• SHORT EXERCISE:
Of all the lines in this data, how many include "leave"? Respond with the number only.

::::

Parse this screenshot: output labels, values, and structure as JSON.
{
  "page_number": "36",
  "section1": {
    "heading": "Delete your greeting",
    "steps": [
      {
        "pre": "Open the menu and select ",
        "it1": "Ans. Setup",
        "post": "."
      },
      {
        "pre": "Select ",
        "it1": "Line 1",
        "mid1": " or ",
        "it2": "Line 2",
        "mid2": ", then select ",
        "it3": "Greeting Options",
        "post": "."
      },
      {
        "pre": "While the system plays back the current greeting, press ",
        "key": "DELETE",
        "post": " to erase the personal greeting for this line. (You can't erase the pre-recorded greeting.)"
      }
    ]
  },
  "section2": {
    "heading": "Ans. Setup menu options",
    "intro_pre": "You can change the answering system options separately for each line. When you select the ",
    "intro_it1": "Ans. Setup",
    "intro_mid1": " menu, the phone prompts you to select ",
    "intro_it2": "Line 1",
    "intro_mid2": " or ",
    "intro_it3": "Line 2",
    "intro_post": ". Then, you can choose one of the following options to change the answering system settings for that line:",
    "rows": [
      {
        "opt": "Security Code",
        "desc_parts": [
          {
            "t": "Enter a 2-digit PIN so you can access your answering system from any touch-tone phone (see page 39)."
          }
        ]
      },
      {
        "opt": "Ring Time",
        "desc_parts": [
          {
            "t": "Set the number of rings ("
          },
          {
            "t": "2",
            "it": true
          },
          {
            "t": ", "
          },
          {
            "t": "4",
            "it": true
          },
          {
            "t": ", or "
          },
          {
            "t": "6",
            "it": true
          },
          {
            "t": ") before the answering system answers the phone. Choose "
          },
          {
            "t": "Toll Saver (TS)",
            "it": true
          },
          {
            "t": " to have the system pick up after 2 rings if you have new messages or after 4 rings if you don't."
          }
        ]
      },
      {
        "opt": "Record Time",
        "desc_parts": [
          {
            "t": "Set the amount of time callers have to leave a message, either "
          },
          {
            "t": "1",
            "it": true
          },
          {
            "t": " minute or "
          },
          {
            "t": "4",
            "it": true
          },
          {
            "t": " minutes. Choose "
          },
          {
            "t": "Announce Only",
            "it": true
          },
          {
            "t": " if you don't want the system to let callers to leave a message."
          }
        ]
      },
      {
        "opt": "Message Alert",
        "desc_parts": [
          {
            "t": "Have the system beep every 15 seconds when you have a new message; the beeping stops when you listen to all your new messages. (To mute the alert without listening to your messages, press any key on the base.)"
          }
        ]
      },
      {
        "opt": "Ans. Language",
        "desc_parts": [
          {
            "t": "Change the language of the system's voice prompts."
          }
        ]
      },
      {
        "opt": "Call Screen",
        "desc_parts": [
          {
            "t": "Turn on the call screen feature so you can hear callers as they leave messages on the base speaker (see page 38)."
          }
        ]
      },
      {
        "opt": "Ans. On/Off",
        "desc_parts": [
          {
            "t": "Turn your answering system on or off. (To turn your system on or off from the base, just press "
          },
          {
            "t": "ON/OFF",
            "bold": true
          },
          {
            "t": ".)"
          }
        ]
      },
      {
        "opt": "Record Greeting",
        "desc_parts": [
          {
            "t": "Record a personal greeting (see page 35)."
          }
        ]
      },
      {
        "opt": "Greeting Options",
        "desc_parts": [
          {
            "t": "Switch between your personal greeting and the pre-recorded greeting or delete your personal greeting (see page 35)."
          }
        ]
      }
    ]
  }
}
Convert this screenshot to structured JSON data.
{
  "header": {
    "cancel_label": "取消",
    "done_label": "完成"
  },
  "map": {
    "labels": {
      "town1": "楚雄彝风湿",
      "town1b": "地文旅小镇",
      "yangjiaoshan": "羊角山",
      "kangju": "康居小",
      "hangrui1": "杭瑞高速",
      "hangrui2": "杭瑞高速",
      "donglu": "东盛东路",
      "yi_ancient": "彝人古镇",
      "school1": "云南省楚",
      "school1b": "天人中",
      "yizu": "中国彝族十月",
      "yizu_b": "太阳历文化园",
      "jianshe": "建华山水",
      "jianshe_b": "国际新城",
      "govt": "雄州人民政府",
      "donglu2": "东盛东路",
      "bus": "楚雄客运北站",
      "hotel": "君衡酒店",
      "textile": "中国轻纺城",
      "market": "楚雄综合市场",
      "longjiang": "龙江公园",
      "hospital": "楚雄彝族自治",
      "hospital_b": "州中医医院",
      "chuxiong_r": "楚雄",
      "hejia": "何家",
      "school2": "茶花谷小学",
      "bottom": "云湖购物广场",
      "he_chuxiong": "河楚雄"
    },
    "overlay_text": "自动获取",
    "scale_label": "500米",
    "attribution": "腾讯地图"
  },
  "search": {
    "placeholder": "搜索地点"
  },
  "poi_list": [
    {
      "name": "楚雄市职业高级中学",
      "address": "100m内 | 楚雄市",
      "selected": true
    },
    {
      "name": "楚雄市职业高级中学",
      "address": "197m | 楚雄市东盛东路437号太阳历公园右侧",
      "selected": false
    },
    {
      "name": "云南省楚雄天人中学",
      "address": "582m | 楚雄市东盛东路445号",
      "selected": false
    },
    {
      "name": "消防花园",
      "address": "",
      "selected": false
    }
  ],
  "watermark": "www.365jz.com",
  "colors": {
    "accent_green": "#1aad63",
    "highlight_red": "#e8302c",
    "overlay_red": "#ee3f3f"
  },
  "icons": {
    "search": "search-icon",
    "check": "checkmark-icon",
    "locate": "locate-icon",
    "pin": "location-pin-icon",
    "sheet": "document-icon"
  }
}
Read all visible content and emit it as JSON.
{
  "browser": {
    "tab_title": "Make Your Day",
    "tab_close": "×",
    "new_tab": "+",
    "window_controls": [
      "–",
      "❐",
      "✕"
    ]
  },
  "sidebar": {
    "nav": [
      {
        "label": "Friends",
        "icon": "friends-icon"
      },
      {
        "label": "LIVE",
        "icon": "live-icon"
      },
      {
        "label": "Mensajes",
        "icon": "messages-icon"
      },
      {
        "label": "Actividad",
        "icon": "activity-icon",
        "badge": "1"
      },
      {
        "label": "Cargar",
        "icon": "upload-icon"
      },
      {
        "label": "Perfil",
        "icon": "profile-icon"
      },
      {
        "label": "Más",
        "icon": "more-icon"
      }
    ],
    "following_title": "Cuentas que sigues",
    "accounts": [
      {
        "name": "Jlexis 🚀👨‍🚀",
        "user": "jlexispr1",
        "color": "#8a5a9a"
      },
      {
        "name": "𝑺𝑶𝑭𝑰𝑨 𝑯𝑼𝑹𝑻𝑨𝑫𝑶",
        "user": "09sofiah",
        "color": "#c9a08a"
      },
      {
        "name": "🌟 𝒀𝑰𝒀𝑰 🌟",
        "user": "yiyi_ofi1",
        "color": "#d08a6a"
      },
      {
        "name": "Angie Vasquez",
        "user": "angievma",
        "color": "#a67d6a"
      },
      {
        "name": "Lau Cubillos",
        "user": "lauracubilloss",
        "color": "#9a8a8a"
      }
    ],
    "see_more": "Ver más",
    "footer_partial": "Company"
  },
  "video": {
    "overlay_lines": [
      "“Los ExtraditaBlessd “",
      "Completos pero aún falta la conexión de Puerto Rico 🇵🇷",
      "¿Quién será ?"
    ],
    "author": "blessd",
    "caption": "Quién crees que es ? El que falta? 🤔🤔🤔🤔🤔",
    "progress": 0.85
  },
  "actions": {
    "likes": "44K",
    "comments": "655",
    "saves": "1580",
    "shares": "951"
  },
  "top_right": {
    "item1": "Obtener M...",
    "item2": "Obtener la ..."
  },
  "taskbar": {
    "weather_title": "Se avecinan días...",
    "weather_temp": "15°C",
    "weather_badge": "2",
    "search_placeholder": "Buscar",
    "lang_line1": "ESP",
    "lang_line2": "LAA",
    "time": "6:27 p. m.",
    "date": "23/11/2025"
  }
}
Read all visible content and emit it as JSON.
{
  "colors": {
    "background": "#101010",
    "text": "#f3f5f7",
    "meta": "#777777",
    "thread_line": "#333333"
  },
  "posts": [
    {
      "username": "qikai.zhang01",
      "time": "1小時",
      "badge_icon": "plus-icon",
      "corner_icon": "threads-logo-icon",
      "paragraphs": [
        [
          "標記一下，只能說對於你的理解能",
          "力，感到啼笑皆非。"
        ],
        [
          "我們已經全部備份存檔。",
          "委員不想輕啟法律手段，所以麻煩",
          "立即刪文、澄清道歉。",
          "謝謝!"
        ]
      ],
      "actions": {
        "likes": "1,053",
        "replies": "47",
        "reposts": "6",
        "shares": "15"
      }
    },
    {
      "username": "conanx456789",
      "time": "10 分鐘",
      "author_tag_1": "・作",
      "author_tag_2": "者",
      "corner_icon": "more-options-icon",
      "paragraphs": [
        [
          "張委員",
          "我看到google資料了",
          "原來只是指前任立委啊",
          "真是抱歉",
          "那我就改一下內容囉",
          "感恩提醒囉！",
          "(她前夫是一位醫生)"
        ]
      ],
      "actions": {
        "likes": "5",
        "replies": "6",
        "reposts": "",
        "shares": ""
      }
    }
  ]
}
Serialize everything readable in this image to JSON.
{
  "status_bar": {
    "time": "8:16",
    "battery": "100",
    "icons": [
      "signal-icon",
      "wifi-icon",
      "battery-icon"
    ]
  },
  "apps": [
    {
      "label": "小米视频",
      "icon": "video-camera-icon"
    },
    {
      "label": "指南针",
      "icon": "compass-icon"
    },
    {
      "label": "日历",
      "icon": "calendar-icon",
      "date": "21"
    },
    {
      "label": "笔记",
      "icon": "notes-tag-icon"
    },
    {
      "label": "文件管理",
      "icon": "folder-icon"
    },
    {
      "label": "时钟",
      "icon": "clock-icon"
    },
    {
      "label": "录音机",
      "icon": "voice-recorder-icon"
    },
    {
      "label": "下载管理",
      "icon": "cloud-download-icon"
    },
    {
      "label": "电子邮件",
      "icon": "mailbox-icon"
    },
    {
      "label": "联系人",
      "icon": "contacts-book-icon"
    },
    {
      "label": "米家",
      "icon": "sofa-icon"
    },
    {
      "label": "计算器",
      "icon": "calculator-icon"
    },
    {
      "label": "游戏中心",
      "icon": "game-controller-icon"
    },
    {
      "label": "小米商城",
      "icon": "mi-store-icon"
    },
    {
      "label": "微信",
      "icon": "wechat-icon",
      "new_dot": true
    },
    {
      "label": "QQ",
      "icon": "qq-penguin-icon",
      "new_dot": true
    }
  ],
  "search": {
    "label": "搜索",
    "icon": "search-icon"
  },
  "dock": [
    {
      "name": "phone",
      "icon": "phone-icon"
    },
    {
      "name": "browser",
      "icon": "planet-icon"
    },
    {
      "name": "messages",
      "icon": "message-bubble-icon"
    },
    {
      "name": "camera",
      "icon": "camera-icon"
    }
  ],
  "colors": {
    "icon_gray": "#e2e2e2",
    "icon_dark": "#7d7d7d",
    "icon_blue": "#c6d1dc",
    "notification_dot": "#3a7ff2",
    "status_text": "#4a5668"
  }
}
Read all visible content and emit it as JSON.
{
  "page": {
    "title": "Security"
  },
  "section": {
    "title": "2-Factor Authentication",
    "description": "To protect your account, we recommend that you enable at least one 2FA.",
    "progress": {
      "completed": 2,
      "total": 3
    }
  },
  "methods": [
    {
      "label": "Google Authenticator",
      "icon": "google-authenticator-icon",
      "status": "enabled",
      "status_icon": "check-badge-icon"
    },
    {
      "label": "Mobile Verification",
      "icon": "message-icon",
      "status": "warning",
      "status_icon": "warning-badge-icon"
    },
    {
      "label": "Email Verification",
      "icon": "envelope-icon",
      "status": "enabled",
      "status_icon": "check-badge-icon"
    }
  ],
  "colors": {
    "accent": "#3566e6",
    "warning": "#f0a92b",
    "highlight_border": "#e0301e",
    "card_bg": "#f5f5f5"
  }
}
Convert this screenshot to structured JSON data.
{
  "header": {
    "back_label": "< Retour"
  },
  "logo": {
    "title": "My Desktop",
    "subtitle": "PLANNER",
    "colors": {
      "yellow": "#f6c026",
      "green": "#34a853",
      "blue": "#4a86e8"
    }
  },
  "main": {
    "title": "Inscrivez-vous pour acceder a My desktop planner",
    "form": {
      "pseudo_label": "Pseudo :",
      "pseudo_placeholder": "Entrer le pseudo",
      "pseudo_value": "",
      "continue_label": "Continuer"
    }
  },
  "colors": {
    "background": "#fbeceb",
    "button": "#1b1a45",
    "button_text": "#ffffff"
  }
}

::::

• EXERCISE OUTPUT:
3